**Exercise description:** Without skipping anything, write out each record below exactly.

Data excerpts
= = = =

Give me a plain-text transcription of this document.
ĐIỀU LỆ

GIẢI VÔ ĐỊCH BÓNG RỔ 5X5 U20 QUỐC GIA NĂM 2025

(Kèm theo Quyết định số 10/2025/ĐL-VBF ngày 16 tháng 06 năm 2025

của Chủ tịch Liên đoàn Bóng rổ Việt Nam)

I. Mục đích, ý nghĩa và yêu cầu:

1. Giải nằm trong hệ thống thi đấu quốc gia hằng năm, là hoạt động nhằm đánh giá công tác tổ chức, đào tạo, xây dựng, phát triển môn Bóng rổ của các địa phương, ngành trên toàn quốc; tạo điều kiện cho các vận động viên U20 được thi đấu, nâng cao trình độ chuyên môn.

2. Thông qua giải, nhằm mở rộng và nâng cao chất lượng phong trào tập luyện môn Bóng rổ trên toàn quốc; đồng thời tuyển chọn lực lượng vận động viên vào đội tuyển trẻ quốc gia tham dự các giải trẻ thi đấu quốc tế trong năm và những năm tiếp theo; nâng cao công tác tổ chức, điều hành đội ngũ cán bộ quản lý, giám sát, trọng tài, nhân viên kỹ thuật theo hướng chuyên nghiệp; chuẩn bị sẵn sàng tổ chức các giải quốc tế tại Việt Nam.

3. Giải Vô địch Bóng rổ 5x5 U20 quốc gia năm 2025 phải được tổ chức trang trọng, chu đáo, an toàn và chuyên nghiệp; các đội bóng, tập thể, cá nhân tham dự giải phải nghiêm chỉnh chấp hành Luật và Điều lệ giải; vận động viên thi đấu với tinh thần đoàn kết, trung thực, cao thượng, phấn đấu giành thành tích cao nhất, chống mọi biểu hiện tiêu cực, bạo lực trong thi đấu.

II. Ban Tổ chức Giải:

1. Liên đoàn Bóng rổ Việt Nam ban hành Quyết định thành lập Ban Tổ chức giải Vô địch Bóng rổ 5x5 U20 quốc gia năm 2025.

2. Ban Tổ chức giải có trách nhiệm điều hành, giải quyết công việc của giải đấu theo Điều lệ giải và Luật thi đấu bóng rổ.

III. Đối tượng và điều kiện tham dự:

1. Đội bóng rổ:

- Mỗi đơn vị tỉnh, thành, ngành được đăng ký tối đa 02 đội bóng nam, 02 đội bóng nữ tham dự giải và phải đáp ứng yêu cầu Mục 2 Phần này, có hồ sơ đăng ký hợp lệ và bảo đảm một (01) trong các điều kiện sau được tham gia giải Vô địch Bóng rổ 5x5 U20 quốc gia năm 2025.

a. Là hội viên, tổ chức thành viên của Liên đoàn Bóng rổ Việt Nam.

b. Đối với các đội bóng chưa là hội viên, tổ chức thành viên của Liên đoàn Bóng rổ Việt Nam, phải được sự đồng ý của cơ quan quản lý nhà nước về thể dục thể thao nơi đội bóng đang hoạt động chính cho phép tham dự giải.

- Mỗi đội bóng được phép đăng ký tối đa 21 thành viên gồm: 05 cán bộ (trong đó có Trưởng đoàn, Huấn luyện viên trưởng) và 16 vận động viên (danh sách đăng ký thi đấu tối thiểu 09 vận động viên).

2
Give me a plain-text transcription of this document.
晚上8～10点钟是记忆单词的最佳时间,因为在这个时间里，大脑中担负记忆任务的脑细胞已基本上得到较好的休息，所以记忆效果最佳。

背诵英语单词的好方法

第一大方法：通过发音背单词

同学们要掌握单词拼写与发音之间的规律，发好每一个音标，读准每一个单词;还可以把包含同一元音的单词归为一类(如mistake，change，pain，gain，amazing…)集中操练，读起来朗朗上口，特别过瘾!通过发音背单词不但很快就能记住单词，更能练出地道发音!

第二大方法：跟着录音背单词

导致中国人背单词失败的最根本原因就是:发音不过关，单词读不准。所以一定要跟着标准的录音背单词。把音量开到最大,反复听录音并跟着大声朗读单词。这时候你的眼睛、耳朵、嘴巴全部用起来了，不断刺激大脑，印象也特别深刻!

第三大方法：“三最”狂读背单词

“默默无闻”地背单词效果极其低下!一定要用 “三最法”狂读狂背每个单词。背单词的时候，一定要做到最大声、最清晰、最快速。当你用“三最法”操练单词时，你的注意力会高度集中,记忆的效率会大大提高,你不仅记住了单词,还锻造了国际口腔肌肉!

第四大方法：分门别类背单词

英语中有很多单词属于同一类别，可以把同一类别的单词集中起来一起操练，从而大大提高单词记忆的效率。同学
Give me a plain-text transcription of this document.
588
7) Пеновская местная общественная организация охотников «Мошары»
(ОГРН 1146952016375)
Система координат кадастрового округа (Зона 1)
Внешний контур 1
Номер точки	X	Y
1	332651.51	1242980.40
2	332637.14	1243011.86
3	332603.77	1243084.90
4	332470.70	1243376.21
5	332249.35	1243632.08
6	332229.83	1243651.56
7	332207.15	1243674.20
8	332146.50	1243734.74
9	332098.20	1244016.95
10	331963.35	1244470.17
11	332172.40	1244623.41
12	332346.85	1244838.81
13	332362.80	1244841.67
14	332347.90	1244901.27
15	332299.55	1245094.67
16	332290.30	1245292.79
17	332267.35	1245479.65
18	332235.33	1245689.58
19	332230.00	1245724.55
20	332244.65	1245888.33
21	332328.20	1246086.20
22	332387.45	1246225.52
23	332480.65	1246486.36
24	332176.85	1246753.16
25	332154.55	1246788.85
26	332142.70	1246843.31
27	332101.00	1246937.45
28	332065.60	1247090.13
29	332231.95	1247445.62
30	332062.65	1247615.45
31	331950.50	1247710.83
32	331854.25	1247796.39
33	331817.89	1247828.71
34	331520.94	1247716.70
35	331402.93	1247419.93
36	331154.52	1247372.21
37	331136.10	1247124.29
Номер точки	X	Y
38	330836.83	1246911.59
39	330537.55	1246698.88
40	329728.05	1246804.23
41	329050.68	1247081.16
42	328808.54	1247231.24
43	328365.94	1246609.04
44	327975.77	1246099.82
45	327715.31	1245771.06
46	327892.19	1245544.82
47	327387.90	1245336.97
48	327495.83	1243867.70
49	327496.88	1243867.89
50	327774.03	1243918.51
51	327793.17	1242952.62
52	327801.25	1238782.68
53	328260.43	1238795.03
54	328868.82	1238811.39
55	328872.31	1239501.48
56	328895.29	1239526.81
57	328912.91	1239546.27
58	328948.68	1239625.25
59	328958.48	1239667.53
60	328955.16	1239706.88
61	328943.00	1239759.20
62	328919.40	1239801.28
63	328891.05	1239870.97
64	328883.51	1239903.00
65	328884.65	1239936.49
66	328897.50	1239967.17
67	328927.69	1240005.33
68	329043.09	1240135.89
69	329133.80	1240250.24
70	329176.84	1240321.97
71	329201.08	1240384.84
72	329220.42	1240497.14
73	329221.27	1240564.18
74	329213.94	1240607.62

= = = =

**Reply:**
Give me a plain-text transcription of this document.
ĐIỀU LỆ

GIẢI VÔ ĐỊCH BÓNG RỔ 5X5 U20 QUỐC GIA NĂM 2025

(Kèm theo Quyết định số 10/2025/ĐL-VBF ngày 16 tháng 06 năm 2025

của Chủ tịch Liên đoàn Bóng rổ Việt Nam)

I. Mục đích, ý nghĩa và yêu cầu:

1. Giải nằm trong hệ thống thi đấu quốc gia hằng năm, là hoạt động nhằm đánh giá công tác tổ chức, đào tạo, xây dựng, phát triển môn Bóng rổ của các địa phương, ngành trên toàn quốc; tạo điều kiện cho các vận động viên U20 được thi đấu, nâng cao trình độ chuyên môn.

2. Thông qua giải, nhằm mở rộng và nâng cao chất lượng phong trào tập luyện môn Bóng rổ trên toàn quốc; đồng thời tuyển chọn lực lượng vận động viên vào đội tuyển trẻ quốc gia tham dự các giải trẻ thi đấu quốc tế trong năm và những năm tiếp theo; nâng cao công tác tổ chức, điều hành đội ngũ cán bộ quản lý, giám sát, trọng tài, nhân viên kỹ thuật theo hướng chuyên nghiệp; chuẩn bị sẵn sàng tổ chức các giải quốc tế tại Việt Nam.

3. Giải Vô địch Bóng rổ 5x5 U20 quốc gia năm 2025 phải được tổ chức trang trọng, chu đáo, an toàn và chuyên nghiệp; các đội bóng, tập thể, cá nhân tham dự giải phải nghiêm chỉnh chấp hành Luật và Điều lệ giải; vận động viên thi đấu với tinh thần đoàn kết, trung thực, cao thượng, phấn đấu giành thành tích cao nhất, chống mọi biểu hiện tiêu cực, bạo lực trong thi đấu.

II. Ban Tổ chức Giải:

1. Liên đoàn Bóng rổ Việt Nam ban hành Quyết định thành lập Ban Tổ chức giải Vô địch Bóng rổ 5x5 U20 quốc gia năm 2025.

2. Ban Tổ chức giải có trách nhiệm điều hành, giải quyết công việc của giải đấu theo Điều lệ giải và Luật thi đấu bóng rổ.

III. Đối tượng và điều kiện tham dự:

1. Đội bóng rổ:

- Mỗi đơn vị tỉnh, thành, ngành được đăng ký tối đa 02 đội bóng nam, 02 đội bóng nữ tham dự giải và phải đáp ứng yêu cầu Mục 2 Phần này, có hồ sơ đăng ký hợp lệ và bảo đảm một (01) trong các điều kiện sau được tham gia giải Vô địch Bóng rổ 5x5 U20 quốc gia năm 2025.

a. Là hội viên, tổ chức thành viên của Liên đoàn Bóng rổ Việt Nam.

b. Đối với các đội bóng chưa là hội viên, tổ chức thành viên của Liên đoàn Bóng rổ Việt Nam, phải được sự đồng ý của cơ quan quản lý nhà nước về thể dục thể thao nơi đội bóng đang hoạt động chính cho phép tham dự giải.

- Mỗi đội bóng được phép đăng ký tối đa 21 thành viên gồm: 05 cán bộ (trong đó có Trưởng đoàn, Huấn luyện viên trưởng) và 16 vận động viên (danh sách đăng ký thi đấu tối thiểu 09 vận động viên).

2
Give me a plain-text transcription of this document.
晚上8～10点钟是记忆单词的最佳时间,因为在这个时间里，大脑中担负记忆任务的脑细胞已基本上得到较好的休息，所以记忆效果最佳。

背诵英语单词的好方法

第一大方法：通过发音背单词

同学们要掌握单词拼写与发音之间的规律，发好每一个音标，读准每一个单词;还可以把包含同一元音的单词归为一类(如mistake，change，pain，gain，amazing…)集中操练，读起来朗朗上口，特别过瘾!通过发音背单词不但很快就能记住单词，更能练出地道发音!

第二大方法：跟着录音背单词

导致中国人背单词失败的最根本原因就是:发音不过关，单词读不准。所以一定要跟着标准的录音背单词。把音量开到最大,反复听录音并跟着大声朗读单词。这时候你的眼睛、耳朵、嘴巴全部用起来了，不断刺激大脑，印象也特别深刻!

第三大方法：“三最”狂读背单词

“默默无闻”地背单词效果极其低下!一定要用 “三最法”狂读狂背每个单词。背单词的时候，一定要做到最大声、最清晰、最快速。当你用“三最法”操练单词时，你的注意力会高度集中,记忆的效率会大大提高,你不仅记住了单词,还锻造了国际口腔肌肉!

第四大方法：分门别类背单词

英语中有很多单词属于同一类别，可以把同一类别的单词集中起来一起操练，从而大大提高单词记忆的效率。同学
Give me a plain-text transcription of this document.
588
7) Пеновская местная общественная организация охотников «Мошары»
(ОГРН 1146952016375)
Система координат кадастрового округа (Зона 1)
Внешний контур 1
Номер точки	X	Y
1	332651.51	1242980.40
2	332637.14	1243011.86
3	332603.77	1243084.90
4	332470.70	1243376.21
5	332249.35	1243632.08
6	332229.83	1243651.56
7	332207.15	1243674.20
8	332146.50	1243734.74
9	332098.20	1244016.95
10	331963.35	1244470.17
11	332172.40	1244623.41
12	332346.85	1244838.81
13	332362.80	1244841.67
14	332347.90	1244901.27
15	332299.55	1245094.67
16	332290.30	1245292.79
17	332267.35	1245479.65
18	332235.33	1245689.58
19	332230.00	1245724.55
20	332244.65	1245888.33
21	332328.20	1246086.20
22	332387.45	1246225.52
23	332480.65	1246486.36
24	332176.85	1246753.16
25	332154.55	1246788.85
26	332142.70	1246843.31
27	332101.00	1246937.45
28	332065.60	1247090.13
29	332231.95	1247445.62
30	332062.65	1247615.45
31	331950.50	1247710.83
32	331854.25	1247796.39
33	331817.89	1247828.71
34	331520.94	1247716.70
35	331402.93	1247419.93
36	331154.52	1247372.21
37	331136.10	1247124.29
Номер точки	X	Y
38	330836.83	1246911.59
39	330537.55	1246698.88
40	329728.05	1246804.23
41	329050.68	1247081.16
42	328808.54	1247231.24
43	328365.94	1246609.04
44	327975.77	1246099.82
45	327715.31	1245771.06
46	327892.19	1245544.82
47	327387.90	1245336.97
48	327495.83	1243867.70
49	327496.88	1243867.89
50	327774.03	1243918.51
51	327793.17	1242952.62
52	327801.25	1238782.68
53	328260.43	1238795.03
54	328868.82	1238811.39
55	328872.31	1239501.48
56	328895.29	1239526.81
57	328912.91	1239546.27
58	328948.68	1239625.25
59	328958.48	1239667.53
60	328955.16	1239706.88
61	328943.00	1239759.20
62	328919.40	1239801.28
63	328891.05	1239870.97
64	328883.51	1239903.00
65	328884.65	1239936.49
66	328897.50	1239967.17
67	328927.69	1240005.33
68	329043.09	1240135.89
69	329133.80	1240250.24
70	329176.84	1240321.97
71	329201.08	1240384.84
72	329220.42	1240497.14
73	329221.27	1240564.18
74	329213.94	1240607.62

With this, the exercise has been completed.